-- Begin Listed entries --
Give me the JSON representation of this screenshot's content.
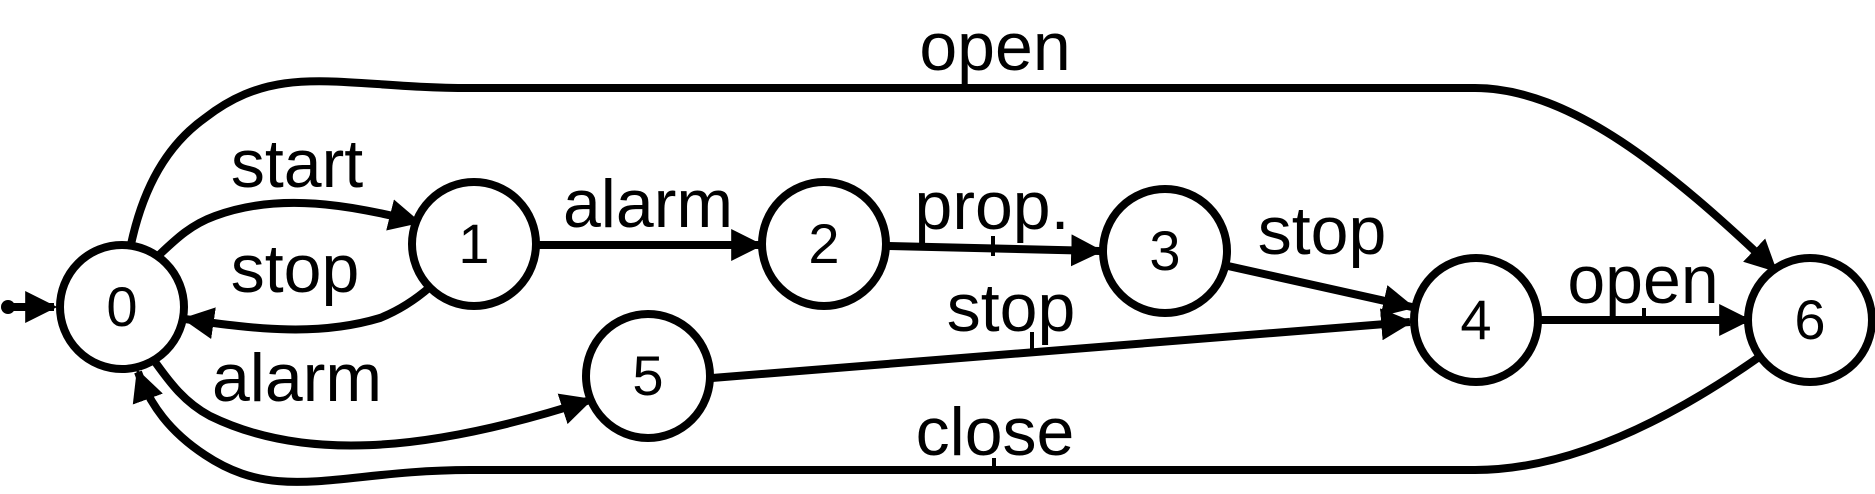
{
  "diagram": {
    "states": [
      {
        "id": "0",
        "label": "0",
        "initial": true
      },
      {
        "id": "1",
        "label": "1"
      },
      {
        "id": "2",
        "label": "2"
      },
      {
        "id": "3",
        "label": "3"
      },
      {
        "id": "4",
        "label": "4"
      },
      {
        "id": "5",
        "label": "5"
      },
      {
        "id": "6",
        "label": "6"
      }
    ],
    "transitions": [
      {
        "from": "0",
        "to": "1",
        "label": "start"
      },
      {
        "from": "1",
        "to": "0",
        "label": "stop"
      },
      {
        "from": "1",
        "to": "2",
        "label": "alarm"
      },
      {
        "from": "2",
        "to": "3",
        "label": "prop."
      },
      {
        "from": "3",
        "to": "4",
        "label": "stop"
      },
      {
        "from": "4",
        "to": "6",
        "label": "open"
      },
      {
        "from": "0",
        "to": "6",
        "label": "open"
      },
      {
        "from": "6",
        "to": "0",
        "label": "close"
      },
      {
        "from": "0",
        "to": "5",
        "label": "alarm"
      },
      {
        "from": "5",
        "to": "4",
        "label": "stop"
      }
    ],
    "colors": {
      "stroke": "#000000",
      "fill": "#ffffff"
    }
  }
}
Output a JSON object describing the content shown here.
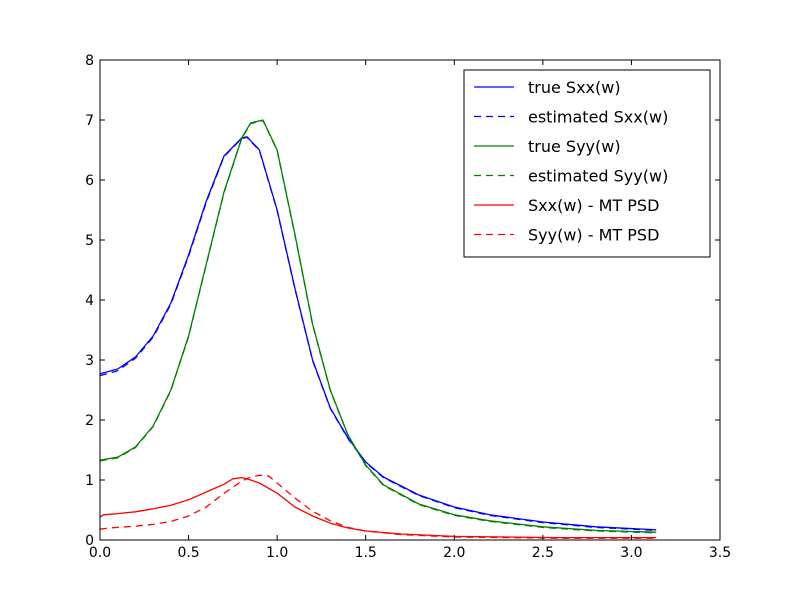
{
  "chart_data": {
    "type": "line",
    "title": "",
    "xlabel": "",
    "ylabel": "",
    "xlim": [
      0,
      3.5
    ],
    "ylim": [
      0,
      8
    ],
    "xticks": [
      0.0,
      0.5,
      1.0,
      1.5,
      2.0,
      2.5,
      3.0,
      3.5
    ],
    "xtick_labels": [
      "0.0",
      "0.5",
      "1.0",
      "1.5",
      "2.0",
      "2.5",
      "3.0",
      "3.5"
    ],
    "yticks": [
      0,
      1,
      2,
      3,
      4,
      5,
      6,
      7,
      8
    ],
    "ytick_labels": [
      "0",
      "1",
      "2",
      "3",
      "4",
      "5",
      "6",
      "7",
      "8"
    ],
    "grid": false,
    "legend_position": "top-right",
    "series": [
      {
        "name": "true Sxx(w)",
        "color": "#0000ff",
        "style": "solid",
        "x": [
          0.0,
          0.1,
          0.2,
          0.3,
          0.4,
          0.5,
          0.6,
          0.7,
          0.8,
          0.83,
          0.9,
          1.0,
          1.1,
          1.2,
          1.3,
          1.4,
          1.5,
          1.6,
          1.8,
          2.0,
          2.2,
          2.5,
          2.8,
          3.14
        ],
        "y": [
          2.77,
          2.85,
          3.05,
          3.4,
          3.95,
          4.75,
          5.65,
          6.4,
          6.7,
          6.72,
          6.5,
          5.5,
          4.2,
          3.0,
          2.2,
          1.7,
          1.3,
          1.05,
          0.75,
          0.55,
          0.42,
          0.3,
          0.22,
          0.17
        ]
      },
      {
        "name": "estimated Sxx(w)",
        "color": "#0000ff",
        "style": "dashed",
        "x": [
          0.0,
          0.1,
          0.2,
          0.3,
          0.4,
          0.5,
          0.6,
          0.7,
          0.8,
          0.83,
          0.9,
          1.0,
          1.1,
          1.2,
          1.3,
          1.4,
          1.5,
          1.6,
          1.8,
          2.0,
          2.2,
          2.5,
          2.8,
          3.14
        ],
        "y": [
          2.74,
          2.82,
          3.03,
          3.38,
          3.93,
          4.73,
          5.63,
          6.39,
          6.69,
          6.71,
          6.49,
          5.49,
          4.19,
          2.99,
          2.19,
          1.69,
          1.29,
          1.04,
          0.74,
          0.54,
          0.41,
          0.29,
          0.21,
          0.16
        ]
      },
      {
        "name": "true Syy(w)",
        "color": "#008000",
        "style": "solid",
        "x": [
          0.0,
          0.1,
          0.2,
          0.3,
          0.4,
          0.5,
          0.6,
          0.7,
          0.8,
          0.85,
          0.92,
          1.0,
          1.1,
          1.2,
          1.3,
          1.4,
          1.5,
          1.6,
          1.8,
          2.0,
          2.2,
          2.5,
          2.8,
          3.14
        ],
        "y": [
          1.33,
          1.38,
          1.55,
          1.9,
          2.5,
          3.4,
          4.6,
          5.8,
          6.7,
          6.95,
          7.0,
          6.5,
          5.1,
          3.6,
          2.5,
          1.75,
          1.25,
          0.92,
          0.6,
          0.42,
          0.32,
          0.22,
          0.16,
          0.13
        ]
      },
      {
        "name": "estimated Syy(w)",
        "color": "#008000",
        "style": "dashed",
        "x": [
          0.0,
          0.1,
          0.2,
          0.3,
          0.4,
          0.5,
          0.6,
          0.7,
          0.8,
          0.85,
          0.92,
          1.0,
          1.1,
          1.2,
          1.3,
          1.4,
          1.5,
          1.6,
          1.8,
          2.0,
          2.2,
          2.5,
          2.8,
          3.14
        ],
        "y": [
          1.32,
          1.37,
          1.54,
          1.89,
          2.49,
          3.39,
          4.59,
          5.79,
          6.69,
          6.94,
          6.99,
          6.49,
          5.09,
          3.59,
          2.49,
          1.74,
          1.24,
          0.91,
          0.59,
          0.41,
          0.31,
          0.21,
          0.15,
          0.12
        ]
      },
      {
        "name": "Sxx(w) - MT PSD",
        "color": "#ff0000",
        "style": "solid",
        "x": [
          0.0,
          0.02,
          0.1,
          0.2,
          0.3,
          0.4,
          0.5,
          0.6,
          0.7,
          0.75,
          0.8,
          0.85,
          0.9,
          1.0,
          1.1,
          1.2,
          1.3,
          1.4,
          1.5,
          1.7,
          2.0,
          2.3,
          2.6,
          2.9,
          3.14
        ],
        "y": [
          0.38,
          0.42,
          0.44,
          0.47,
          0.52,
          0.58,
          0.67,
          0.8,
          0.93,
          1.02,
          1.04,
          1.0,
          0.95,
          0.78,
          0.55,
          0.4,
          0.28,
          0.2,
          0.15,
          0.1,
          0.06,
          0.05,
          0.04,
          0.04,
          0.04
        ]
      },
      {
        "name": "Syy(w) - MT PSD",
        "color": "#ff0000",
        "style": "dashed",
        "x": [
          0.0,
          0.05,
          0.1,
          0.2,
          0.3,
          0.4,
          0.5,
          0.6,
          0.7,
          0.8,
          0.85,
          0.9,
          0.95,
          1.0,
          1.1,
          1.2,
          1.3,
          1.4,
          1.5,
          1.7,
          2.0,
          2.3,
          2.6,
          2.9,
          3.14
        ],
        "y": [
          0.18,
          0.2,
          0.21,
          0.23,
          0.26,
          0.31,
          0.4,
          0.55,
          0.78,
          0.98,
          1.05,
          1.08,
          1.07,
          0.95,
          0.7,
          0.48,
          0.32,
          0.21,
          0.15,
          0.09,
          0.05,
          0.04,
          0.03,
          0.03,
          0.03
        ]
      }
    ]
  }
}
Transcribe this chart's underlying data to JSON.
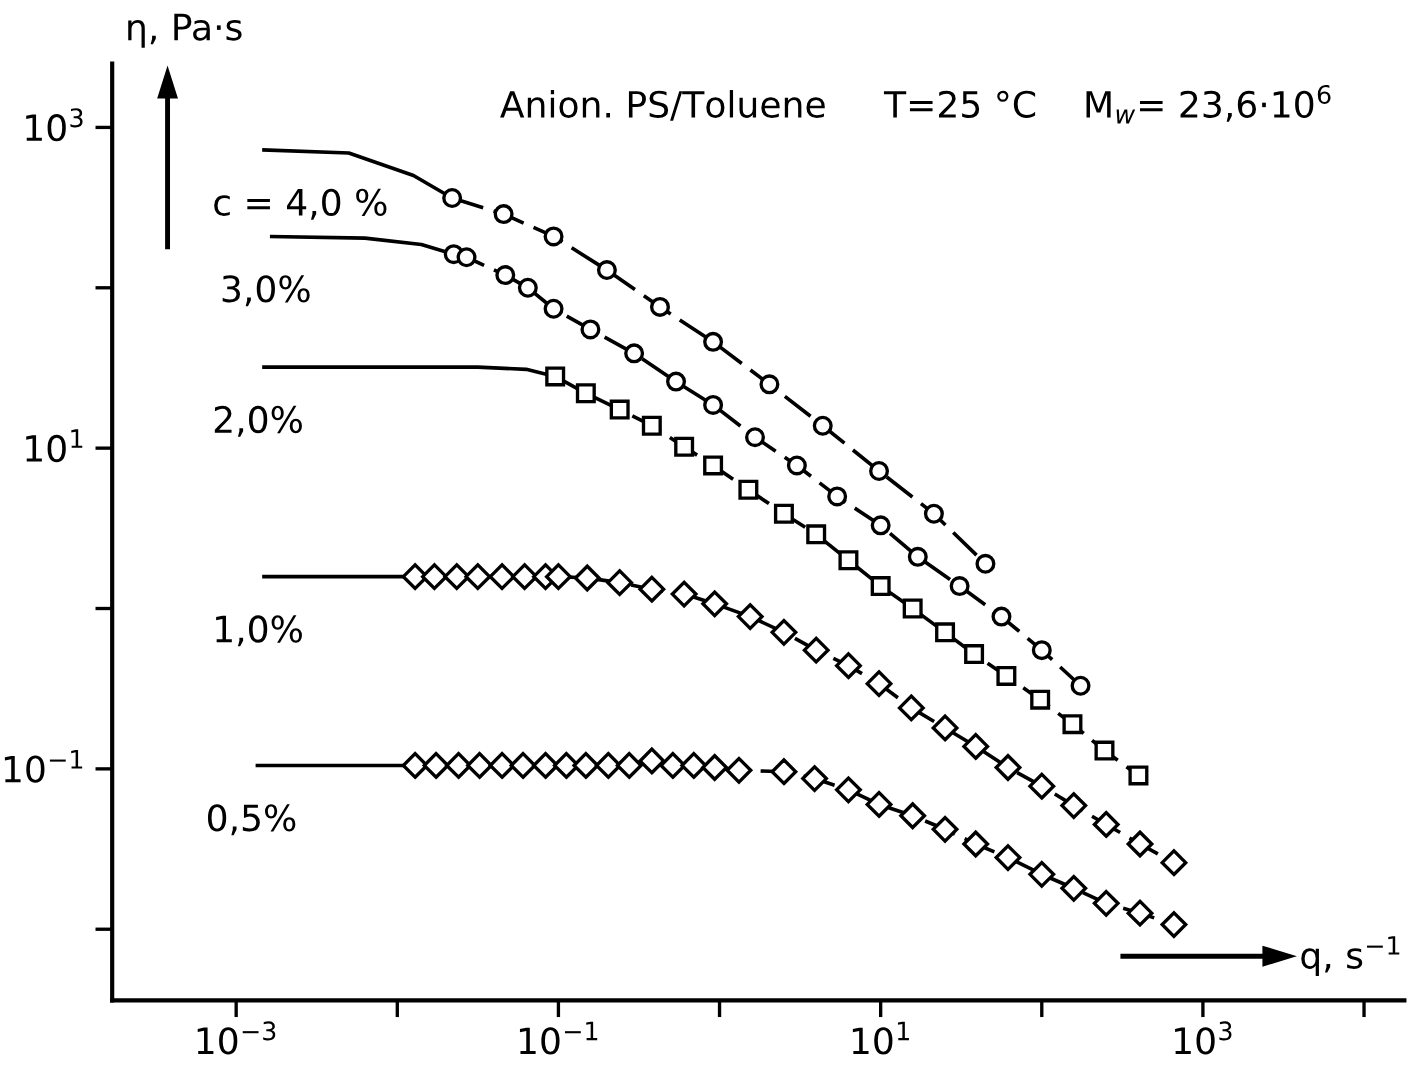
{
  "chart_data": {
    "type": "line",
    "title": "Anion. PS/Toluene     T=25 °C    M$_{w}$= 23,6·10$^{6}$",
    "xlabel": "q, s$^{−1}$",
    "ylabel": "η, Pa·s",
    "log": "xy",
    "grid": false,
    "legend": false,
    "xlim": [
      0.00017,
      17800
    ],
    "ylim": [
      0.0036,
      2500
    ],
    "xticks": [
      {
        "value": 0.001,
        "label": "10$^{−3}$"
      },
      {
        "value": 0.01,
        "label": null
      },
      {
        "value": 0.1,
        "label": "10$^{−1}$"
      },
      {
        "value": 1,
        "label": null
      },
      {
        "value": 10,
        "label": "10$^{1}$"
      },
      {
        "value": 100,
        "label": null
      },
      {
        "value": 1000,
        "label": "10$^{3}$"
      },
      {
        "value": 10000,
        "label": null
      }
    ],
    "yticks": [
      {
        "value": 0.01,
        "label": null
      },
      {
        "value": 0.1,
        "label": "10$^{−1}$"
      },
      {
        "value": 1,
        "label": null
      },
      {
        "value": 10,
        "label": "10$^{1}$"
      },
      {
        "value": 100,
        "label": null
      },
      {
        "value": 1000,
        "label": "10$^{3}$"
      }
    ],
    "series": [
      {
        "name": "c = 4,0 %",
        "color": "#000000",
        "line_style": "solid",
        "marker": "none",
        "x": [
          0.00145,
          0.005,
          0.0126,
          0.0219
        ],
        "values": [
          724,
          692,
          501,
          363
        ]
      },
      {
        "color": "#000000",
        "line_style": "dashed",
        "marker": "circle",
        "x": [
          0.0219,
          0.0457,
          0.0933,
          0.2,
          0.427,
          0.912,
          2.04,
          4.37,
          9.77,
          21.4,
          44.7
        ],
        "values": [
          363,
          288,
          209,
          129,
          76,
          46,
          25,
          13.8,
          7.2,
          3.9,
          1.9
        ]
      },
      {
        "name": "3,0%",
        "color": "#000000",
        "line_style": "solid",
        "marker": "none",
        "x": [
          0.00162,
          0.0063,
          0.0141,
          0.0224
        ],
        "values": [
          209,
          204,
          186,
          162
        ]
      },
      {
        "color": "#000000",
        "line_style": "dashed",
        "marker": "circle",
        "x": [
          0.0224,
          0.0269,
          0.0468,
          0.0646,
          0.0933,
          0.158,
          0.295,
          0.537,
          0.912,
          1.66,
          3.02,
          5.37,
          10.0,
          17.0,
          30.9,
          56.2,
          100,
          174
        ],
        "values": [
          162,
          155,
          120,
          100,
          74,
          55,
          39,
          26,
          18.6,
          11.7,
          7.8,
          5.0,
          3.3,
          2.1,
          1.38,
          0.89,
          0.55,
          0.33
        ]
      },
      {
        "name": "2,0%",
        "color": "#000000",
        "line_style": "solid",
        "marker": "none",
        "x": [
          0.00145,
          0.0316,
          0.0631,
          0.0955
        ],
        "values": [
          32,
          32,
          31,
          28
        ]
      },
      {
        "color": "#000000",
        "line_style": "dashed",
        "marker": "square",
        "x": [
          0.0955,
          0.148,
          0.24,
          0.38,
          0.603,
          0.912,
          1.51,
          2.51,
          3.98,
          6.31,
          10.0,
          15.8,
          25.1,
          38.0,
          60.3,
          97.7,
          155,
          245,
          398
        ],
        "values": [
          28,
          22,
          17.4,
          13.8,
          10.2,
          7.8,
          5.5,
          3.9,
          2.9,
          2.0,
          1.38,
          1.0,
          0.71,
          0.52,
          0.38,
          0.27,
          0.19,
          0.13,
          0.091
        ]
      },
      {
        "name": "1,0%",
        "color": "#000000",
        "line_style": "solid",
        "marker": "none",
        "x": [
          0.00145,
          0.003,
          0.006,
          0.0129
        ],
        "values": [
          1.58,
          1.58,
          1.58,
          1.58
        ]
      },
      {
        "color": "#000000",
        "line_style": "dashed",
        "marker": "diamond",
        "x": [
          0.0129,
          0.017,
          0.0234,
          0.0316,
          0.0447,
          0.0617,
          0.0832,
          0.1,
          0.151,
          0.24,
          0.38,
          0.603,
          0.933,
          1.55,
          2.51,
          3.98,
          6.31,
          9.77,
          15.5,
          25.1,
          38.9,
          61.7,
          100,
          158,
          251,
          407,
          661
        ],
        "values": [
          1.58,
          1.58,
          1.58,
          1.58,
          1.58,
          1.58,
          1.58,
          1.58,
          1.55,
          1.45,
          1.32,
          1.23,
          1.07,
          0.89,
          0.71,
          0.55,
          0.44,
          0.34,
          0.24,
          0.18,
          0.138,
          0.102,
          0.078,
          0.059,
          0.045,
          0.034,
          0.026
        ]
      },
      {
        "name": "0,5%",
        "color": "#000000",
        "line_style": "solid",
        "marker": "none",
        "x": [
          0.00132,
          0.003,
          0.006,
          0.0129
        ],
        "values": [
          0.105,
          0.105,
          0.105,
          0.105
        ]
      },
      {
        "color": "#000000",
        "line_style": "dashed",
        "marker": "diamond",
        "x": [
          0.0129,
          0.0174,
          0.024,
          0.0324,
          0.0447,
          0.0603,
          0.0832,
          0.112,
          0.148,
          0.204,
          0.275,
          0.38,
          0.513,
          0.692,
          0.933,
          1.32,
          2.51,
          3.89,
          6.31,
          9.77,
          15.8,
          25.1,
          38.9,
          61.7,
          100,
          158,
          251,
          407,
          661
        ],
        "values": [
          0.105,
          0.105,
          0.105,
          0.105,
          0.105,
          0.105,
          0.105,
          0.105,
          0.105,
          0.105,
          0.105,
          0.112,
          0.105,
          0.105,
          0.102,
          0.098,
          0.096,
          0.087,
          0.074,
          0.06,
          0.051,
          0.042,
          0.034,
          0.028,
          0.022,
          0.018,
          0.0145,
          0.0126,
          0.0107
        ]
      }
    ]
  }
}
-- End Listed entries --
Task goal >> Say how many lines above contain the string "name". Answer with the number only.

The completed task >> 11